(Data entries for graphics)
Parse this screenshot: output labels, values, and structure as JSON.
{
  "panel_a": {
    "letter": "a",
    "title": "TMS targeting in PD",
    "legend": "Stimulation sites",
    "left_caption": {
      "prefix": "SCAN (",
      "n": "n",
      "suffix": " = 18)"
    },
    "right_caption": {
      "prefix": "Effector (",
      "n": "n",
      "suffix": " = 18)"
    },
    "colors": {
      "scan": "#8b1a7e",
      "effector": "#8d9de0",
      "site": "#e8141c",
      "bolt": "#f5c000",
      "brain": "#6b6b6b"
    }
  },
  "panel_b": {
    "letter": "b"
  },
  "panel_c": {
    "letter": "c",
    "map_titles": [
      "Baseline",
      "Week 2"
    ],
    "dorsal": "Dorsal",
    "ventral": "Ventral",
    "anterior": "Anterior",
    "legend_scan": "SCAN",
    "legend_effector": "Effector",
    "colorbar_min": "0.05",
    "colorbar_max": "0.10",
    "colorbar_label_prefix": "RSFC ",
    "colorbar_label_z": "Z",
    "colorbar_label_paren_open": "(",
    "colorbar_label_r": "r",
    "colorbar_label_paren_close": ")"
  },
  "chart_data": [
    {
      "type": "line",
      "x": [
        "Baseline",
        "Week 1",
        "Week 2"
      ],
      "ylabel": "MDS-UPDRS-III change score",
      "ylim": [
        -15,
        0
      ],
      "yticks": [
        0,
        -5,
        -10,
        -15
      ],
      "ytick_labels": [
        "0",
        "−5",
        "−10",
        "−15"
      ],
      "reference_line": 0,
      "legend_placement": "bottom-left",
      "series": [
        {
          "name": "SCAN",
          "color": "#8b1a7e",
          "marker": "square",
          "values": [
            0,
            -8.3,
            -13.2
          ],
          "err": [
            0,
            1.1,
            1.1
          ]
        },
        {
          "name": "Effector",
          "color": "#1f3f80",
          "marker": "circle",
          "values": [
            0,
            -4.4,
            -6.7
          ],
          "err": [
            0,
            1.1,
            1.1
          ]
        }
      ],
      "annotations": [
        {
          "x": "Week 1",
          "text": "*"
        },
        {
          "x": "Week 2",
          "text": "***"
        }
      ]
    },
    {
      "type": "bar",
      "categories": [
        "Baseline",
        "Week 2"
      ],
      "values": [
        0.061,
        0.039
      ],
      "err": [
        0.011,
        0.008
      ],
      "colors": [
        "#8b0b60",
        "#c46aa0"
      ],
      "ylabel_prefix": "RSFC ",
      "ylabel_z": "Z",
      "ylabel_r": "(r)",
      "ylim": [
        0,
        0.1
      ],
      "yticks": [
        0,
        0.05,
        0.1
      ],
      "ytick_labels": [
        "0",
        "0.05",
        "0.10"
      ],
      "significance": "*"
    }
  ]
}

Task statement:
Repeat back the data above, exact to the last character.

Answer to the task:
Parse this screenshot: output labels, values, and structure as JSON.
{
  "panel_a": {
    "letter": "a",
    "title": "TMS targeting in PD",
    "legend": "Stimulation sites",
    "left_caption": {
      "prefix": "SCAN (",
      "n": "n",
      "suffix": " = 18)"
    },
    "right_caption": {
      "prefix": "Effector (",
      "n": "n",
      "suffix": " = 18)"
    },
    "colors": {
      "scan": "#8b1a7e",
      "effector": "#8d9de0",
      "site": "#e8141c",
      "bolt": "#f5c000",
      "brain": "#6b6b6b"
    }
  },
  "panel_b": {
    "letter": "b"
  },
  "panel_c": {
    "letter": "c",
    "map_titles": [
      "Baseline",
      "Week 2"
    ],
    "dorsal": "Dorsal",
    "ventral": "Ventral",
    "anterior": "Anterior",
    "legend_scan": "SCAN",
    "legend_effector": "Effector",
    "colorbar_min": "0.05",
    "colorbar_max": "0.10",
    "colorbar_label_prefix": "RSFC ",
    "colorbar_label_z": "Z",
    "colorbar_label_paren_open": "(",
    "colorbar_label_r": "r",
    "colorbar_label_paren_close": ")"
  },
  "chart_data": [
    {
      "type": "line",
      "x": [
        "Baseline",
        "Week 1",
        "Week 2"
      ],
      "ylabel": "MDS-UPDRS-III change score",
      "ylim": [
        -15,
        0
      ],
      "yticks": [
        0,
        -5,
        -10,
        -15
      ],
      "ytick_labels": [
        "0",
        "−5",
        "−10",
        "−15"
      ],
      "reference_line": 0,
      "legend_placement": "bottom-left",
      "series": [
        {
          "name": "SCAN",
          "color": "#8b1a7e",
          "marker": "square",
          "values": [
            0,
            -8.3,
            -13.2
          ],
          "err": [
            0,
            1.1,
            1.1
          ]
        },
        {
          "name": "Effector",
          "color": "#1f3f80",
          "marker": "circle",
          "values": [
            0,
            -4.4,
            -6.7
          ],
          "err": [
            0,
            1.1,
            1.1
          ]
        }
      ],
      "annotations": [
        {
          "x": "Week 1",
          "text": "*"
        },
        {
          "x": "Week 2",
          "text": "***"
        }
      ]
    },
    {
      "type": "bar",
      "categories": [
        "Baseline",
        "Week 2"
      ],
      "values": [
        0.061,
        0.039
      ],
      "err": [
        0.011,
        0.008
      ],
      "colors": [
        "#8b0b60",
        "#c46aa0"
      ],
      "ylabel_prefix": "RSFC ",
      "ylabel_z": "Z",
      "ylabel_r": "(r)",
      "ylim": [
        0,
        0.1
      ],
      "yticks": [
        0,
        0.05,
        0.1
      ],
      "ytick_labels": [
        "0",
        "0.05",
        "0.10"
      ],
      "significance": "*"
    }
  ]
}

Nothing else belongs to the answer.